(Extracts from a graphics dataset)
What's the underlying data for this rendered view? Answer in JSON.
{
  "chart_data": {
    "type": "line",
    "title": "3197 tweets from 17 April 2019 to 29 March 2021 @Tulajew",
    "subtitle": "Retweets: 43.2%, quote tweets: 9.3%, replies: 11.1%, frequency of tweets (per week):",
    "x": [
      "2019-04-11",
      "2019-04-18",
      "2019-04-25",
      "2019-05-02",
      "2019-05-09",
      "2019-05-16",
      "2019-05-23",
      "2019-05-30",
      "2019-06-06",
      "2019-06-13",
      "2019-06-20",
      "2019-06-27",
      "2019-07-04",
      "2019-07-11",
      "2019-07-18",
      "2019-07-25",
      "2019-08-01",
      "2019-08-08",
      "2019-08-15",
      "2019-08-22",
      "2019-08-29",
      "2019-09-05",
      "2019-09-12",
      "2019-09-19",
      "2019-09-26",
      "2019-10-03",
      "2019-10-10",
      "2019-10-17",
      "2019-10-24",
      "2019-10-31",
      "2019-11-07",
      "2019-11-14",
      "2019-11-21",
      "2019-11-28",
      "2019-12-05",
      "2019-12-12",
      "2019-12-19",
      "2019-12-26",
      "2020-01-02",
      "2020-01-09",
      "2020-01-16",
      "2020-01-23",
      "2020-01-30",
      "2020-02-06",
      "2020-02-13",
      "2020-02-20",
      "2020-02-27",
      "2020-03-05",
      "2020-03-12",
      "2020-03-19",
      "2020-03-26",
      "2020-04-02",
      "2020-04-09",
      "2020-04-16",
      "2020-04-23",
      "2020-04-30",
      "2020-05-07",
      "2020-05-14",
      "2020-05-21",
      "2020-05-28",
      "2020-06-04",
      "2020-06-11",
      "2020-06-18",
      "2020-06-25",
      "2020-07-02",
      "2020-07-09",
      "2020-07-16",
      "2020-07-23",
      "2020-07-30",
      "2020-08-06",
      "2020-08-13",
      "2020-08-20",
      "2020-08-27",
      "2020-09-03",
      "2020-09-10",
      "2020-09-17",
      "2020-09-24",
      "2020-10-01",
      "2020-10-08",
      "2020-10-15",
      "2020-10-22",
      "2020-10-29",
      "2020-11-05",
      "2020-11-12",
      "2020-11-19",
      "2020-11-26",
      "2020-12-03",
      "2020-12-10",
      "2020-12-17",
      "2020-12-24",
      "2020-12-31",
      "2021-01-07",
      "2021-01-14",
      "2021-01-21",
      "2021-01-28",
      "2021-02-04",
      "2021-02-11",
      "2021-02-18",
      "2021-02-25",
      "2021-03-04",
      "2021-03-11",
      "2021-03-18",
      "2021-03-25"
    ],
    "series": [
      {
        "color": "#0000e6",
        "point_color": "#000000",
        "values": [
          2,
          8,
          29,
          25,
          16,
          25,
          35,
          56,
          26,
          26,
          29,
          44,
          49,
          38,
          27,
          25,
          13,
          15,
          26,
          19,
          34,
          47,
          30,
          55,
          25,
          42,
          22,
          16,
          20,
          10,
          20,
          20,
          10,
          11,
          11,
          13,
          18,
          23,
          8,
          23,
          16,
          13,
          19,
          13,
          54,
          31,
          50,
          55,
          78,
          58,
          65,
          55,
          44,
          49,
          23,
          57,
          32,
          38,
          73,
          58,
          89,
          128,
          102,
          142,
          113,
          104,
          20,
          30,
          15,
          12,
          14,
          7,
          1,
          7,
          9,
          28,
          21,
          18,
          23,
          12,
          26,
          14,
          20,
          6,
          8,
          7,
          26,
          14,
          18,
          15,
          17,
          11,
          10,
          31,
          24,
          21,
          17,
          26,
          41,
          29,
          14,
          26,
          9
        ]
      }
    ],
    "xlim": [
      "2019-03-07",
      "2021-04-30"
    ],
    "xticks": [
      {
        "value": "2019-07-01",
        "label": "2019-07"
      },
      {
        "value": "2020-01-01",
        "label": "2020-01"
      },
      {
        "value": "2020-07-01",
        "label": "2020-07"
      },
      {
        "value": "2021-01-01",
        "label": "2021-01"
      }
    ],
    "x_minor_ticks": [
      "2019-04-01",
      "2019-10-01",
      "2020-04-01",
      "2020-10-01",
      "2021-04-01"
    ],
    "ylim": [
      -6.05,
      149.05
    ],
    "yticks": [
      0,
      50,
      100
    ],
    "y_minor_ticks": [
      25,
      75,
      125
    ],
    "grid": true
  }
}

▶ **EXERCISE PROMPT**:
Among the lines of the records above, count those holding the string "label", and report only the number.

▶ **OUTPUT OF THE EXERCISE**:
4